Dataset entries
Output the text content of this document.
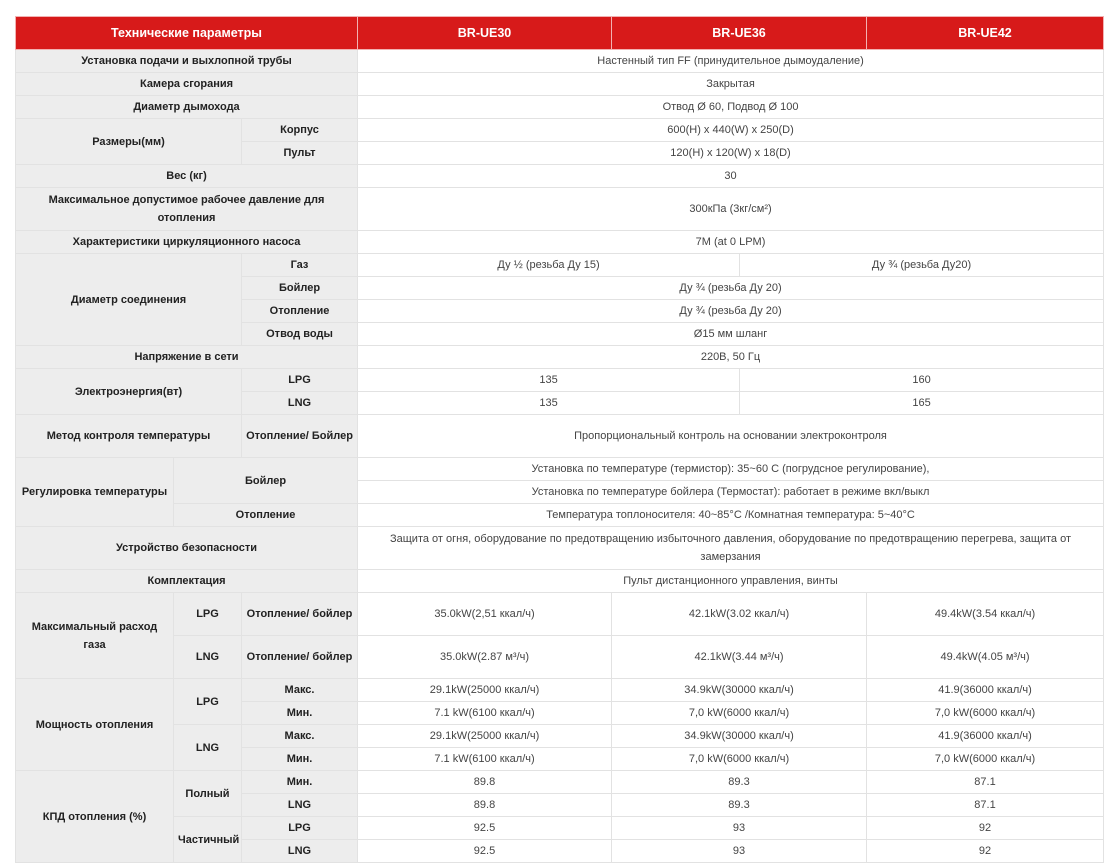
Технические параметры			BR-UE30	BR-UE36		BR-UE42
Установка подачи и выхлопной трубы			Настенный тип FF (принудительное дымоудаление)			
Камера сгорания			Закрытая			
Диаметр дымохода			Отвод Ø 60, Подвод Ø 100			
Размеры(мм)		Корпус	600(H) x 440(W) x 250(D)			
		Пульт	120(H) x 120(W) x 18(D)			
Вес (кг)			30			
Максимальное допустимое рабочее давление для отопления			300кПа (3кг/см²)			
Характеристики циркуляционного насоса			7M (at 0 LPM)			
Диаметр соединения		Газ	Ду ½ (резьба Ду 15)		Ду ¾ (резьба Ду20)	
		Бойлер	Ду ¾ (резьба Ду 20)			
		Отопление	Ду ¾ (резьба Ду 20)			
		Отвод воды	Ø15 мм шланг			
Напряжение в сети			220В, 50 Гц			
Электроэнергия(вт)		LPG	135		160	
		LNG	135		165	
Метод контроля температуры		Отопление/ Бойлер	Пропорциональный контроль на основании электроконтроля			
Регулировка температуры	Бойлер		Установка по температуре (термистор): 35~60 С (погрудсное регулирование),			
			Установка по температуре бойлера (Термостат): работает в режиме вкл/выкл			
	Отопление		Температура топлоносителя: 40~85°C /Комнатная температура: 5~40°C			
Устройство безопасности			Защита от огня, оборудование по предотвращению избыточного давления, оборудование по предотвращению перегрева, защита от замерзания			
Комплектация			Пульт дистанционного управления, винты			
Максимальный расход газа	LPG	Отопление/ бойлер	35.0kW(2,51 ккал/ч)	42.1kW(3.02 ккал/ч)		49.4kW(3.54 ккал/ч)
	LNG	Отопление/ бойлер	35.0kW(2.87 м³/ч)	42.1kW(3.44 м³/ч)		49.4kW(4.05 м³/ч)
Мощность отопления	LPG	Макс.	29.1kW(25000 ккал/ч)	34.9kW(30000 ккал/ч)		41.9(36000 ккал/ч)
		Мин.	7.1 kW(6100 ккал/ч)	7,0 kW(6000 ккал/ч)		7,0 kW(6000 ккал/ч)
	LNG	Макс.	29.1kW(25000 ккал/ч)	34.9kW(30000 ккал/ч)		41.9(36000 ккал/ч)
		Мин.	7.1 kW(6100 ккал/ч)	7,0 kW(6000 ккал/ч)		7,0 kW(6000 ккал/ч)
КПД отопления (%)	Полный	Мин.	89.8	89.3		87.1
		LNG	89.8	89.3		87.1
	Частичный	LPG	92.5	93		92
		LNG	92.5	93		92
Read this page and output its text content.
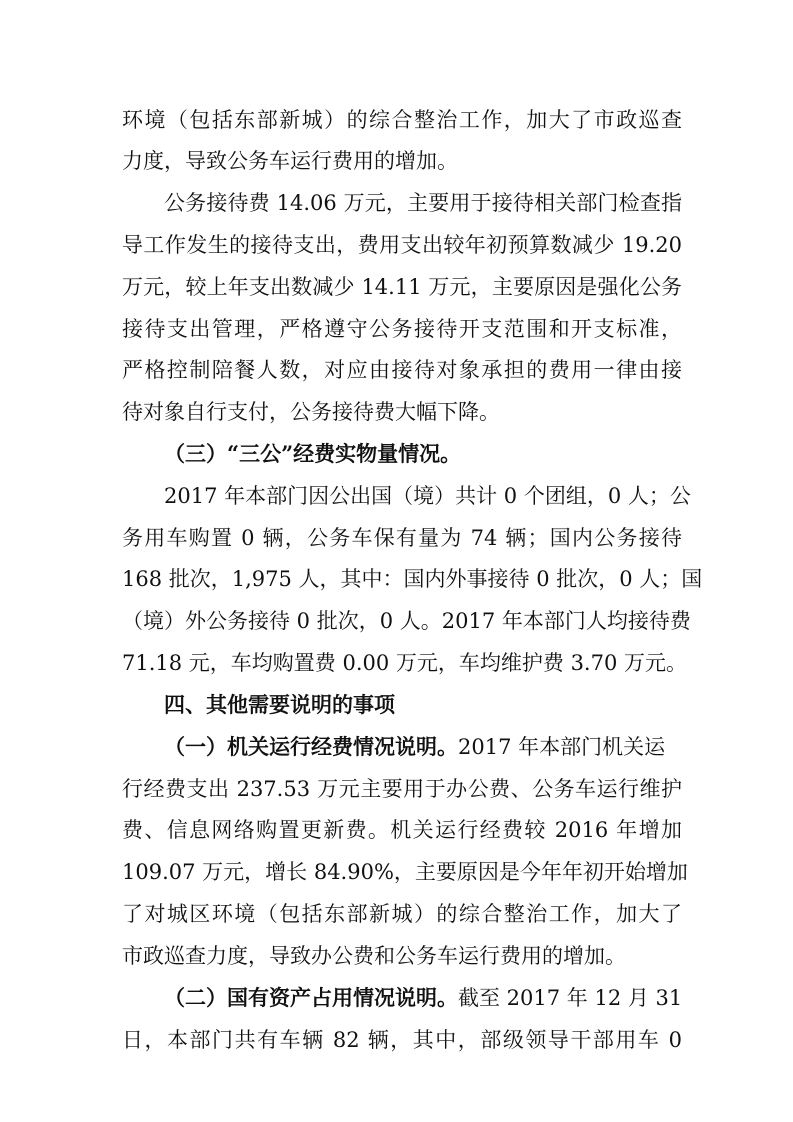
环境（包括东部新城）的综合整治工作，加大了市政巡查
力度，导致公务车运行费用的增加。
公务接待费 14.06 万元，主要用于接待相关部门检查指
导工作发生的接待支出，费用支出较年初预算数减少 19.20
万元，较上年支出数减少 14.11 万元，主要原因是强化公务
接待支出管理，严格遵守公务接待开支范围和开支标准，
严格控制陪餐人数，对应由接待对象承担的费用一律由接
待对象自行支付，公务接待费大幅下降。
（三）“三公”经费实物量情况。
2017 年本部门因公出国（境）共计 0 个团组，0 人；公
务用车购置 0 辆，公务车保有量为 74 辆；国内公务接待
168 批次，1,975 人，其中：国内外事接待 0 批次，0 人；国
（境）外公务接待 0 批次，0 人。2017 年本部门人均接待费
71.18 元，车均购置费 0.00 万元，车均维护费 3.70 万元。
四、其他需要说明的事项
（一）机关运行经费情况说明。2017 年本部门机关运
行经费支出 237.53 万元主要用于办公费、公务车运行维护
费、信息网络购置更新费。机关运行经费较 2016 年增加
109.07 万元，增长 84.90%，主要原因是今年年初开始增加
了对城区环境（包括东部新城）的综合整治工作，加大了
市政巡查力度，导致办公费和公务车运行费用的增加。
（二）国有资产占用情况说明。截至 2017 年 12 月 31
日，本部门共有车辆 82 辆，其中，部级领导干部用车 0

* OBJECTIVE *
Take the listing and print it again exactly, but without any pictures.

* EXPECTED OUTPUT *
Output the text content of this document.
Технические параметры			BR-UE30	BR-UE36		BR-UE42
Установка подачи и выхлопной трубы			Настенный тип FF (принудительное дымоудаление)			
Камера сгорания			Закрытая			
Диаметр дымохода			Отвод Ø 60, Подвод Ø 100			
Размеры(мм)		Корпус	600(H) x 440(W) x 250(D)			
		Пульт	120(H) x 120(W) x 18(D)			
Вес (кг)			30			
Максимальное допустимое рабочее давление для отопления			300кПа (3кг/см²)			
Характеристики циркуляционного насоса			7M (at 0 LPM)			
Диаметр соединения		Газ	Ду ½ (резьба Ду 15)		Ду ¾ (резьба Ду20)	
		Бойлер	Ду ¾ (резьба Ду 20)			
		Отопление	Ду ¾ (резьба Ду 20)			
		Отвод воды	Ø15 мм шланг			
Напряжение в сети			220В, 50 Гц			
Электроэнергия(вт)		LPG	135		160	
		LNG	135		165	
Метод контроля температуры		Отопление/ Бойлер	Пропорциональный контроль на основании электроконтроля			
Регулировка температуры	Бойлер		Установка по температуре (термистор): 35~60 С (погрудсное регулирование),			
			Установка по температуре бойлера (Термостат): работает в режиме вкл/выкл			
	Отопление		Температура топлоносителя: 40~85°C /Комнатная температура: 5~40°C			
Устройство безопасности			Защита от огня, оборудование по предотвращению избыточного давления, оборудование по предотвращению перегрева, защита от замерзания			
Комплектация			Пульт дистанционного управления, винты			
Максимальный расход газа	LPG	Отопление/ бойлер	35.0kW(2,51 ккал/ч)	42.1kW(3.02 ккал/ч)		49.4kW(3.54 ккал/ч)
	LNG	Отопление/ бойлер	35.0kW(2.87 м³/ч)	42.1kW(3.44 м³/ч)		49.4kW(4.05 м³/ч)
Мощность отопления	LPG	Макс.	29.1kW(25000 ккал/ч)	34.9kW(30000 ккал/ч)		41.9(36000 ккал/ч)
		Мин.	7.1 kW(6100 ккал/ч)	7,0 kW(6000 ккал/ч)		7,0 kW(6000 ккал/ч)
	LNG	Макс.	29.1kW(25000 ккал/ч)	34.9kW(30000 ккал/ч)		41.9(36000 ккал/ч)
		Мин.	7.1 kW(6100 ккал/ч)	7,0 kW(6000 ккал/ч)		7,0 kW(6000 ккал/ч)
КПД отопления (%)	Полный	Мин.	89.8	89.3		87.1
		LNG	89.8	89.3		87.1
	Частичный	LPG	92.5	93		92
		LNG	92.5	93		92
Read this page and output its text content.
环境（包括东部新城）的综合整治工作，加大了市政巡查
力度，导致公务车运行费用的增加。
公务接待费 14.06 万元，主要用于接待相关部门检查指
导工作发生的接待支出，费用支出较年初预算数减少 19.20
万元，较上年支出数减少 14.11 万元，主要原因是强化公务
接待支出管理，严格遵守公务接待开支范围和开支标准，
严格控制陪餐人数，对应由接待对象承担的费用一律由接
待对象自行支付，公务接待费大幅下降。
（三）“三公”经费实物量情况。
2017 年本部门因公出国（境）共计 0 个团组，0 人；公
务用车购置 0 辆，公务车保有量为 74 辆；国内公务接待
168 批次，1,975 人，其中：国内外事接待 0 批次，0 人；国
（境）外公务接待 0 批次，0 人。2017 年本部门人均接待费
71.18 元，车均购置费 0.00 万元，车均维护费 3.70 万元。
四、其他需要说明的事项
（一）机关运行经费情况说明。2017 年本部门机关运
行经费支出 237.53 万元主要用于办公费、公务车运行维护
费、信息网络购置更新费。机关运行经费较 2016 年增加
109.07 万元，增长 84.90%，主要原因是今年年初开始增加
了对城区环境（包括东部新城）的综合整治工作，加大了
市政巡查力度，导致办公费和公务车运行费用的增加。
（二）国有资产占用情况说明。截至 2017 年 12 月 31
日，本部门共有车辆 82 辆，其中，部级领导干部用车 0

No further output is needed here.